--- What the task asks ---
Find how many lines in the material hold the word "screenshot", then state that number and nothing more.

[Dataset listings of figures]

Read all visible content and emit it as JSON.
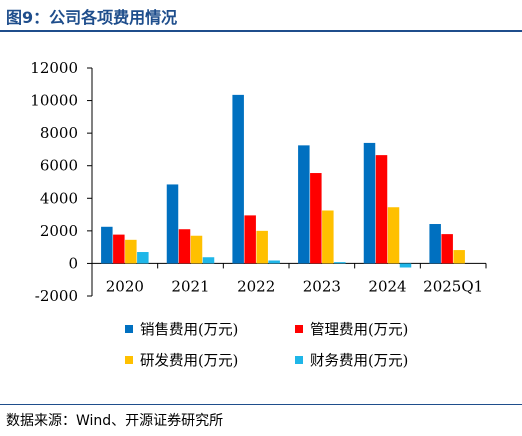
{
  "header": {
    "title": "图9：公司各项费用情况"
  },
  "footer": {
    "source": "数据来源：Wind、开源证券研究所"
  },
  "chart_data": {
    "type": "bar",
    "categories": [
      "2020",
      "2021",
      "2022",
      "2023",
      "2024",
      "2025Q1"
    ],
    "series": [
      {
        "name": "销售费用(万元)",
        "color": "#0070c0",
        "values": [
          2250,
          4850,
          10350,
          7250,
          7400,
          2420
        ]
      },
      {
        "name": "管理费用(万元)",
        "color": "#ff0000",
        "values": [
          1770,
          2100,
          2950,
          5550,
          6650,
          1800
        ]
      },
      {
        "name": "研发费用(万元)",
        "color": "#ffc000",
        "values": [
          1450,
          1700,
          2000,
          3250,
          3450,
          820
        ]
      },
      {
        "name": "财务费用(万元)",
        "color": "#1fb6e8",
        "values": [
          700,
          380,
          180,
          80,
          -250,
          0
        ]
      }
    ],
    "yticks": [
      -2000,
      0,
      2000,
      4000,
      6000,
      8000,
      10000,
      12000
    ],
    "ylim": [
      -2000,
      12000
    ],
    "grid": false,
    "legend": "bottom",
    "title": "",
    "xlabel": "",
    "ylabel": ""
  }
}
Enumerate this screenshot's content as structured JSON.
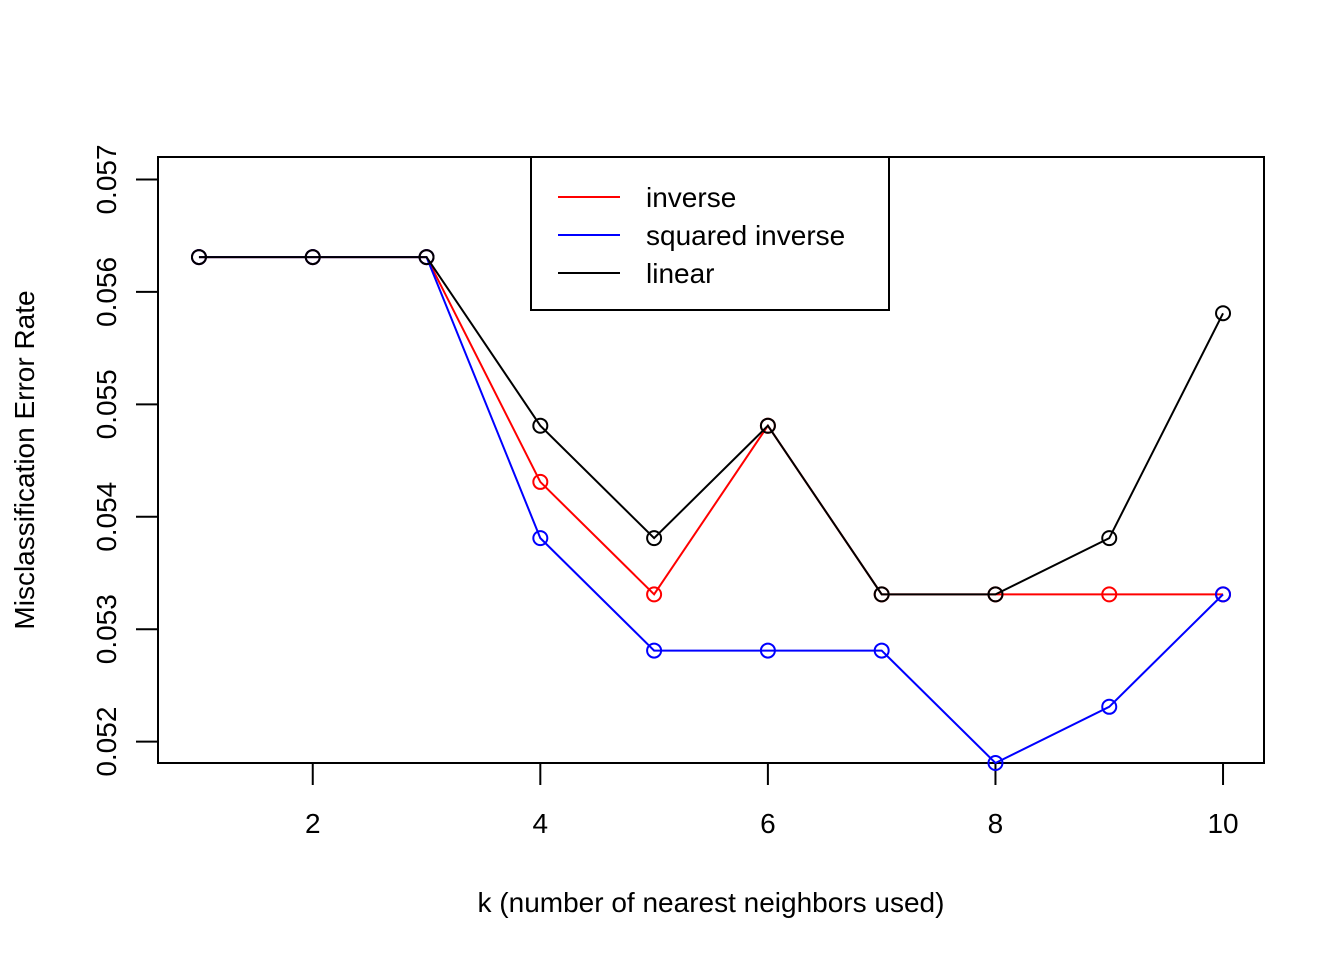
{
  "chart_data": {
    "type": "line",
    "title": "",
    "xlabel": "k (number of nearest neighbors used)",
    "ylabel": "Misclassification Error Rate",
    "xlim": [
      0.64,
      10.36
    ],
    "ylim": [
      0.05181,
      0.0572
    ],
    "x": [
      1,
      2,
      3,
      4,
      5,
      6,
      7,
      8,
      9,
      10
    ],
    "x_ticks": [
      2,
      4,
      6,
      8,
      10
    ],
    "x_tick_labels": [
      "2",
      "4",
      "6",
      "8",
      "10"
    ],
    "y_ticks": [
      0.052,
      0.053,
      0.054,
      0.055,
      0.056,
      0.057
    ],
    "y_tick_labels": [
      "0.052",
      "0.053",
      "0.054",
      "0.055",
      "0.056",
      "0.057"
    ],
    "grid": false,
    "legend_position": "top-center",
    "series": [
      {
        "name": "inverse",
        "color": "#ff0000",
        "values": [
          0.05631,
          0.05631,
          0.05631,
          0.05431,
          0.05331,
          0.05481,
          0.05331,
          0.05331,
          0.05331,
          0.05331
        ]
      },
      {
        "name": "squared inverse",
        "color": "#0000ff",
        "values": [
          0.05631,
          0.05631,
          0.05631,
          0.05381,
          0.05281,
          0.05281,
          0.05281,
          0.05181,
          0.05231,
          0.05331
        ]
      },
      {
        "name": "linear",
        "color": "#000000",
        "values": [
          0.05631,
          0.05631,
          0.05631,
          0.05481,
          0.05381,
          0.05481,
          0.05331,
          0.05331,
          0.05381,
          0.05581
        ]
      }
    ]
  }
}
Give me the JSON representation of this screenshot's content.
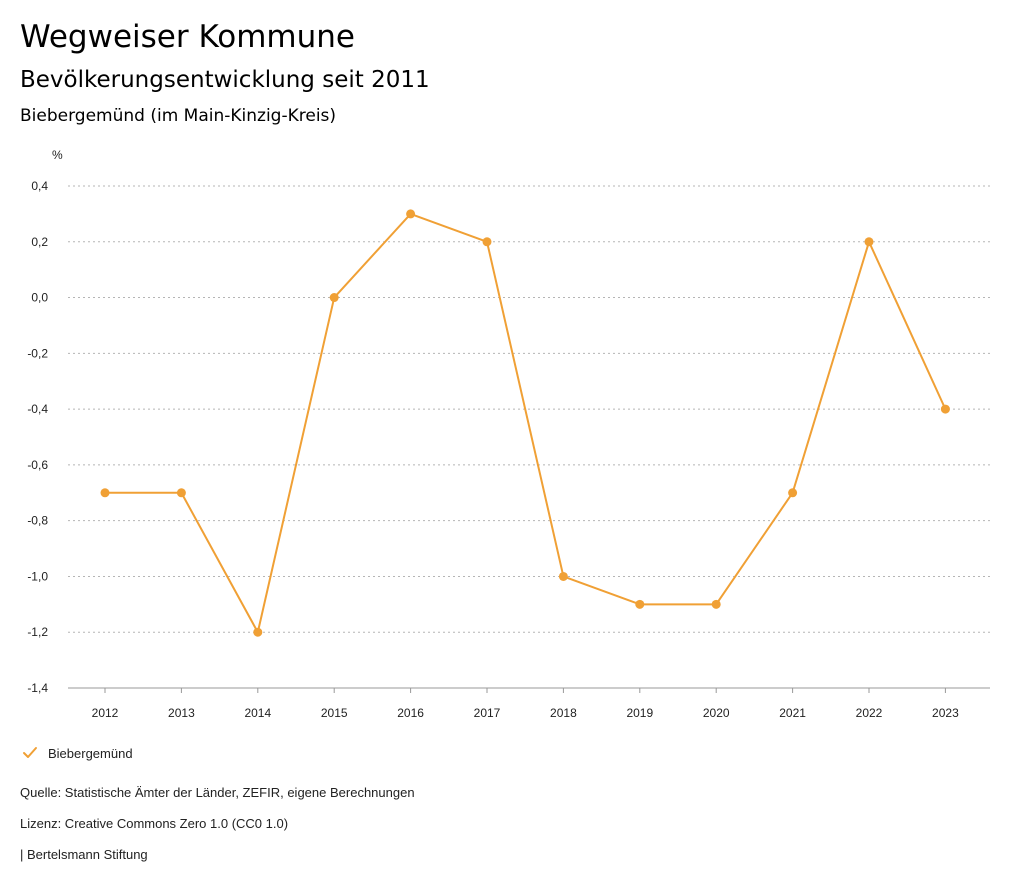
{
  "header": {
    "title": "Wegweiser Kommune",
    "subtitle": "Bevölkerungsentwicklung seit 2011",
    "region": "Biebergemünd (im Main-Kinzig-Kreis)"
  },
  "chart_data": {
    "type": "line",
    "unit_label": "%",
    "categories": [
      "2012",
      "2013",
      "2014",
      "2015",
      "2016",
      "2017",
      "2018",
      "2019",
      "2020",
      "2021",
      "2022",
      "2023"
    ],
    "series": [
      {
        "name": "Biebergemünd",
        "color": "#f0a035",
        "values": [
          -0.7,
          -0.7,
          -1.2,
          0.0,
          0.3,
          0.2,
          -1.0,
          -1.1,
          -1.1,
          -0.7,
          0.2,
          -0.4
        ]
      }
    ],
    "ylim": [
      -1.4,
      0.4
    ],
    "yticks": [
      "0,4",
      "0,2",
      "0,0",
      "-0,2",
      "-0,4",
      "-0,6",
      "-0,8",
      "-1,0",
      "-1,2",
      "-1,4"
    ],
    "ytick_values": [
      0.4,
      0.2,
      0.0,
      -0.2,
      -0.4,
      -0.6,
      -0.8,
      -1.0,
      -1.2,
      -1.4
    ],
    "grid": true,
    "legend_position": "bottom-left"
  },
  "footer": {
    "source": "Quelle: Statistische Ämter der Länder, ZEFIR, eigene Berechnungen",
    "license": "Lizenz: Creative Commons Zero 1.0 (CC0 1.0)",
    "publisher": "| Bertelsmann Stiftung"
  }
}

--- Solution for this task ---
2